×
Community Blog How to Solve Multi-Tenant Data Isolation and Performance Problems? PolarDB for PostgreSQL Practical Guide

How to Solve Multi-Tenant Data Isolation and Performance Problems? PolarDB for PostgreSQL Practical Guide

This article provides a practical guide to multi-tenant data isolation and performance optimization using PolarDB for PostgreSQL Distributed Edition.

In the era of Software as a Service and AI, multi-tenancy architecture has become one of the core scenarios that databases must address. How to maximize hardware resource utilization and reduce O&M costs while ensuring multi-tenant data isolation is a question that every database team needs to answer. PolarDB for PostgreSQL Distributed Edition provides a mature, flexible solution that is compatible with the community edition of Citus.

Overview of PolarDB for PostgreSQL Distributed Architecture

PolarDB for PostgreSQL Distributed Edition uses a two-tier architecture that separates compute and storage. The Coordinator Node (CN) handles query logic and metadata management, and the Data Node (DN) handles the storage and compute of physical shards. The underlying PolarStore shared storage pool, combined with the multi-replica synchronization mechanism, ensures high availability while enabling on-demand billing — costs are calculated based on the single-replica edition only.

1_
PolarDB for PostgreSQL distributed architecture: consists of two layers of CN and DN, where each node corresponds to a centralized instance.

In terms of distributed table management, PolarDB for PostgreSQL Distributed Edition is fully compatible with the Citus ecosystem, including core functions such as create_distributed_table, create_reference_table, polar_cluster_move_shard_placement. Citus users can migrate at zero cost. The product also retains full PostgreSQL ecosystem compatibility, allowing all types of ORMs, graphical management tools, and drivers to be used directly.

Two Classic Patterns of Multi-tenancy Architecture

In multi-tenant scenarios, the data splitting policy directly determines the extensibility, fencing, and O&M complexity of the system. PolarDB for PostgreSQL Distributed Edition supports two mainstream partition modes:

Pattern 1: Vertical splitting — one schema per tenant

2
Vertical splitting by schema. In the graph, there are three tenants/schemas distributed on two data nodes.

The core idea of vertical splitting is to assign an independent schema to each tenant and map the schemas of different tenants to different data nodes. Typical scenarios include:

• Tens to hundreds of tenants (usually fewer than 200);

• Different tenants have different table schemas, such as optional attributes and custom attributes.

• Strong application layer fencing is required, and tenants are completely decoupled.

PolarDB for PostgreSQL Distributed Edition uses the built-in polar_cluster_schema_distribute feature to distribute schemas across DNs. Combined with the search_path configuration, the application can transparently access the specified tenant's data without explicitly specifying schemas in the business code.

-- Migrate a specific schema to the destination nodes
SELECT polar_cluster_schema_move('tenant_001_schema', 'dn-node-ip', 5432);

The core advantages of the solution include:

Table-level fencing: Each tenant has an independent schema. Table schemas, indexes, and permissions are completely isolated.

Exclusive resources: You can migrate the schemas of high-payload tenants to dedicated DN to completely eliminate resource contention.

(Data records)
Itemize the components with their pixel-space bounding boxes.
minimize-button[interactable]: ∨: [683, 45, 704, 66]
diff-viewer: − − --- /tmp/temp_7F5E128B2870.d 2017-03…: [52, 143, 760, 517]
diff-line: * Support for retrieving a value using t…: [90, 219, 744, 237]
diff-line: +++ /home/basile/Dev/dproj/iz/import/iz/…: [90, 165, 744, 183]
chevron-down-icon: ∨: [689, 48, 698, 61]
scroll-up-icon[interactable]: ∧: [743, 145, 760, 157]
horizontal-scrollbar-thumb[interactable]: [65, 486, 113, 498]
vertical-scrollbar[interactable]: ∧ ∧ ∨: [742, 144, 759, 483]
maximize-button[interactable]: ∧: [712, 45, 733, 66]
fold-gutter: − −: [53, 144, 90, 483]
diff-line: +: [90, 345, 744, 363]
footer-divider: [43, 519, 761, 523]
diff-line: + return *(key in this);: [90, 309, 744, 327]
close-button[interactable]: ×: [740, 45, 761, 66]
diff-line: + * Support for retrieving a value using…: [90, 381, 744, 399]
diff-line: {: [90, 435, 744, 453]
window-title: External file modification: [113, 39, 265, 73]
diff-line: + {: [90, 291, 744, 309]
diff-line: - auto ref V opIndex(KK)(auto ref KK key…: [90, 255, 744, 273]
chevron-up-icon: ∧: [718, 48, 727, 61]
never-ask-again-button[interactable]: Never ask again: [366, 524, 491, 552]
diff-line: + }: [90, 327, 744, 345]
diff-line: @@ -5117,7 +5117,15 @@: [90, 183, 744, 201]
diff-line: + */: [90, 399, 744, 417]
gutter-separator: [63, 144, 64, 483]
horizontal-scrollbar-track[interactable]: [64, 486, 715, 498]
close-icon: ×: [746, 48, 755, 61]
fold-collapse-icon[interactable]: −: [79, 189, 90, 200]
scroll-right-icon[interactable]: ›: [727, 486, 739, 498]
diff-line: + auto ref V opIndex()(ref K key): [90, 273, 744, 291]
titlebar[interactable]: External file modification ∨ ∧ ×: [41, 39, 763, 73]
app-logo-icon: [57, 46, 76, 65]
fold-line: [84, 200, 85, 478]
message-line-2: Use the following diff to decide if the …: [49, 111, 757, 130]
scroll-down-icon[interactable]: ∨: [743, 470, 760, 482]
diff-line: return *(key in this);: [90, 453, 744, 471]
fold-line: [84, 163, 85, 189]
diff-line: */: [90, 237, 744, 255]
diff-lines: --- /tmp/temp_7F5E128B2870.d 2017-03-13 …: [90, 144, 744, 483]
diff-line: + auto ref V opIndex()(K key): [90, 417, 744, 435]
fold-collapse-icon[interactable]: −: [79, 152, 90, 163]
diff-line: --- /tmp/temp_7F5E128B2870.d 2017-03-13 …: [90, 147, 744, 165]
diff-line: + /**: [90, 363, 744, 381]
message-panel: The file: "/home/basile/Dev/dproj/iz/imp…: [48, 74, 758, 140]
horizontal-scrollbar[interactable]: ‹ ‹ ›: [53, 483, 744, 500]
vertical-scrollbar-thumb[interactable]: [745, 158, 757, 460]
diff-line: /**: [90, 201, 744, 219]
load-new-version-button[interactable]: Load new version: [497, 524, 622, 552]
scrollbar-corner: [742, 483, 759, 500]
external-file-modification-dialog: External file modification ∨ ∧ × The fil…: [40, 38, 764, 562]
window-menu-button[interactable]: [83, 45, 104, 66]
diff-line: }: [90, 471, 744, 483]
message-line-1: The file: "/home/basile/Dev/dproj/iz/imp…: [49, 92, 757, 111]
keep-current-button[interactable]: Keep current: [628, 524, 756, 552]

| What the task asks |
Please answer these questions from the PolarDB multi-tenancy guide, one per line:
1. Which node handles query logic and metadata management?
2. How many tenants is vertical splitting typically suited for?
3. Which built-in feature distributes schemas across DNs?
These records have no connection to the text about PolarDB multi-tenancy.

| Result |
1. The Coordinator Node (CN).
2. Tens to hundreds of tenants, usually fewer than 200.
3. polar_cluster_schema_distribute.